_PROVIDED RECORDS_:
»»

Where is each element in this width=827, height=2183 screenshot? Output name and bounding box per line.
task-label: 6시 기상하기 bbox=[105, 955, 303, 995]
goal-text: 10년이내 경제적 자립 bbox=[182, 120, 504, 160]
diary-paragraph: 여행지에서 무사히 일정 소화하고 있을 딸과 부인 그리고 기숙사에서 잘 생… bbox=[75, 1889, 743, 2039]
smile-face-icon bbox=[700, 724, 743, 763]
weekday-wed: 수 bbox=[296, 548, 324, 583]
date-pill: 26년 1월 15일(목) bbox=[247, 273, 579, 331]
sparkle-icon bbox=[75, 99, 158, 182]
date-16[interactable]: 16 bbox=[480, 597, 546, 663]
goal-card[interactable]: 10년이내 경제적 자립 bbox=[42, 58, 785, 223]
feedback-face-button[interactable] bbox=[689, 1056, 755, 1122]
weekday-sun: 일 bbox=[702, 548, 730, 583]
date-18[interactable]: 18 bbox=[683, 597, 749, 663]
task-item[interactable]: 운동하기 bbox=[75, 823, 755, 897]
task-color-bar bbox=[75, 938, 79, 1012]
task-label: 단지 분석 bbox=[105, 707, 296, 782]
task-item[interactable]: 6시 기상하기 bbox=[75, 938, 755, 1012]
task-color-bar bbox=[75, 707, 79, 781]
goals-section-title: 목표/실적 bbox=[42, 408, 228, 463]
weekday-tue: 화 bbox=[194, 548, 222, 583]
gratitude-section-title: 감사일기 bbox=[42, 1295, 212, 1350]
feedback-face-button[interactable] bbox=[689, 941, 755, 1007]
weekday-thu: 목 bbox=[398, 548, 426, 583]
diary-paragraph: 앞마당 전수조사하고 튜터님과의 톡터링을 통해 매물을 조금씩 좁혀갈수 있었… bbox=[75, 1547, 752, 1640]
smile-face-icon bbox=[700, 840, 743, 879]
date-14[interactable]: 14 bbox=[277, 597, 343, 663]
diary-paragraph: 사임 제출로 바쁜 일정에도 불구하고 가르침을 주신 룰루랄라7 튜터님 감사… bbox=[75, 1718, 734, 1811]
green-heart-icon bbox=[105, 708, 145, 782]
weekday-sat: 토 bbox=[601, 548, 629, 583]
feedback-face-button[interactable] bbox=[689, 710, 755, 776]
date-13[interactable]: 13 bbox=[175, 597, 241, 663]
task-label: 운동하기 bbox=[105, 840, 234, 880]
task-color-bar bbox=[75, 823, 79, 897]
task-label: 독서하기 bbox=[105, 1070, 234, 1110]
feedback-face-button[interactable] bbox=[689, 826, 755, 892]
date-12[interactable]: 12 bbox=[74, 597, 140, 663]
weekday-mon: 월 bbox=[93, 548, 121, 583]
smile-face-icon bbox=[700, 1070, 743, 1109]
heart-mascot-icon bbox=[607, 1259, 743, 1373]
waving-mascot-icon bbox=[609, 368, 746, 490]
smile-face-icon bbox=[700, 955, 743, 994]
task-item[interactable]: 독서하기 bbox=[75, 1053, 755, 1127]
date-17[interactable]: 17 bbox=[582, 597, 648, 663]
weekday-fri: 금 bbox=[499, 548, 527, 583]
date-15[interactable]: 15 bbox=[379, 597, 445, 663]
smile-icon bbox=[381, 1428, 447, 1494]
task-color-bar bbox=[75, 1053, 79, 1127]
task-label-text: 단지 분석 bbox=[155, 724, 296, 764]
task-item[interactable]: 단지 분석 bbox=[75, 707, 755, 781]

««

Can you reproduce the stretch from the start of the records through the line containing "goal-text: 10년이내 경제적", that line included, word for word?

Where is each element in this width=827, height=2183 screenshot? Output name and bounding box per line.
task-label: 6시 기상하기 bbox=[105, 955, 303, 995]
goal-text: 10년이내 경제적 자립 bbox=[182, 120, 504, 160]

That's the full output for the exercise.